Supplied material –

^^^^^^^^

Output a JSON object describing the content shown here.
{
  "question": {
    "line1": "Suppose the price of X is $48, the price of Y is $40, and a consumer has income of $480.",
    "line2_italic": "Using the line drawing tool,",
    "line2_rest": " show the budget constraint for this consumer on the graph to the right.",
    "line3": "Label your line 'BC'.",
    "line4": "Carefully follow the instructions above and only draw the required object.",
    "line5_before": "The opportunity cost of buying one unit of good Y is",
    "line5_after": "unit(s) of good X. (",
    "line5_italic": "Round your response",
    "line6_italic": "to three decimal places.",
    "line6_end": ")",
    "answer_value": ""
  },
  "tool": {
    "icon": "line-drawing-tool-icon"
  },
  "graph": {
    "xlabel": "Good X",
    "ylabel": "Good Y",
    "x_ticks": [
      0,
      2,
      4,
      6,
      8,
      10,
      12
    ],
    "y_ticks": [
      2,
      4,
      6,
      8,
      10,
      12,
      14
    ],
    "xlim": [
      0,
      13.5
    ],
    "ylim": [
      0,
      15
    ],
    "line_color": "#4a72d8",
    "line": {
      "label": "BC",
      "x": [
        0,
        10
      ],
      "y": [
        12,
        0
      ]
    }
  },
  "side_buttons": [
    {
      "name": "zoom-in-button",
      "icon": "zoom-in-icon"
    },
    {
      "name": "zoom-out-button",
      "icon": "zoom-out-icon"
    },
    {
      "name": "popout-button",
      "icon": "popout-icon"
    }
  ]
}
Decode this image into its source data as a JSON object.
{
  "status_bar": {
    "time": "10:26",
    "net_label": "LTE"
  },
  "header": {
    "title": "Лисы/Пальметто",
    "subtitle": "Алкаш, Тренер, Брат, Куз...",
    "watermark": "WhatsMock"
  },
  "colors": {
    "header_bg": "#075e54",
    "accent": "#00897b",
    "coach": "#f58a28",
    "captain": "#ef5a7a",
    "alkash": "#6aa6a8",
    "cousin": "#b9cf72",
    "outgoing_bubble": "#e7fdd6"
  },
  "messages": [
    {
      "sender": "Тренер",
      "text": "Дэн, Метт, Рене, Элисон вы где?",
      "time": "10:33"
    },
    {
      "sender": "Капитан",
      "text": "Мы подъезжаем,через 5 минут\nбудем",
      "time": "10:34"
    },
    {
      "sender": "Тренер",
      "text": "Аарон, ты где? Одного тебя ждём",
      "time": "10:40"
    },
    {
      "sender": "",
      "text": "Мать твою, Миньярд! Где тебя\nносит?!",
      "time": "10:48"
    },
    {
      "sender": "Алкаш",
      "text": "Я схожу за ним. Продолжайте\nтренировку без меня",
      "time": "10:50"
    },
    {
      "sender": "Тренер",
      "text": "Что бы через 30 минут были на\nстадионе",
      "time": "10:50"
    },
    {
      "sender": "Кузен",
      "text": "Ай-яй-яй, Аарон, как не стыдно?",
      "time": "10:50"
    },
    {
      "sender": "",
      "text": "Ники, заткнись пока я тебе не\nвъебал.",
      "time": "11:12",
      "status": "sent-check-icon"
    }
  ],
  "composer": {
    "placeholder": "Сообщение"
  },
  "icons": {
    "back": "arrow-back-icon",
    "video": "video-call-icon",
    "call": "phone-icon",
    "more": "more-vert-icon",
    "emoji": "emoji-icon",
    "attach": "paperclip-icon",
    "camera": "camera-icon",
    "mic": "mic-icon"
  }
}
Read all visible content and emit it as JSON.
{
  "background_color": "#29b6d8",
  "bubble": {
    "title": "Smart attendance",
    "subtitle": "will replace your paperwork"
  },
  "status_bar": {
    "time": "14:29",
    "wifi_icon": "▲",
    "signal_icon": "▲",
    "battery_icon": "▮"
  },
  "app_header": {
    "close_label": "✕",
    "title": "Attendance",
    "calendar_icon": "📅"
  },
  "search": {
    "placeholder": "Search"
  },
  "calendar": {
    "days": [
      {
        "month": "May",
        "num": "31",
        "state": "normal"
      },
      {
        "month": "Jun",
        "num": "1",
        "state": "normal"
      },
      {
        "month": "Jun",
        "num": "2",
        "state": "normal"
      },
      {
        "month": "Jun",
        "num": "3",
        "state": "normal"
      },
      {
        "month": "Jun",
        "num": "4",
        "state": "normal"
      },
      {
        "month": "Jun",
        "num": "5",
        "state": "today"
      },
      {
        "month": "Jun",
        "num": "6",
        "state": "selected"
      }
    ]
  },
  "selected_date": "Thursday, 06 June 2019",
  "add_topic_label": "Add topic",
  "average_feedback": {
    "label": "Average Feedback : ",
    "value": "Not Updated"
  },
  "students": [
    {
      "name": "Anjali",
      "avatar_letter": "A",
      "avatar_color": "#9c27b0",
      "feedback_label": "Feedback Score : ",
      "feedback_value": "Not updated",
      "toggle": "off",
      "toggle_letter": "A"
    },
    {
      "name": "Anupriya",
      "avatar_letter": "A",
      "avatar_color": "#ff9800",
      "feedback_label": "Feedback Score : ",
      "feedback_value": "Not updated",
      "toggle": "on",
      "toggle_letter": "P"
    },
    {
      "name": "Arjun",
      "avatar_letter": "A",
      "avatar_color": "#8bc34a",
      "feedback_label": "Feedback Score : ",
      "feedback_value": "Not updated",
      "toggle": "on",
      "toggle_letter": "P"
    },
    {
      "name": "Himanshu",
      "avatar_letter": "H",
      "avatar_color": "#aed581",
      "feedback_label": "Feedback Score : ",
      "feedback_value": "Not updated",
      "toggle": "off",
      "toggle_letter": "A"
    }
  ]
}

^^^^^^^^

Gather each line in these records that contains the string "your".

    "line3": "Label your line 'BC'.",
    "line5_italic": "Round your response",
    "subtitle": "will replace your paperwork"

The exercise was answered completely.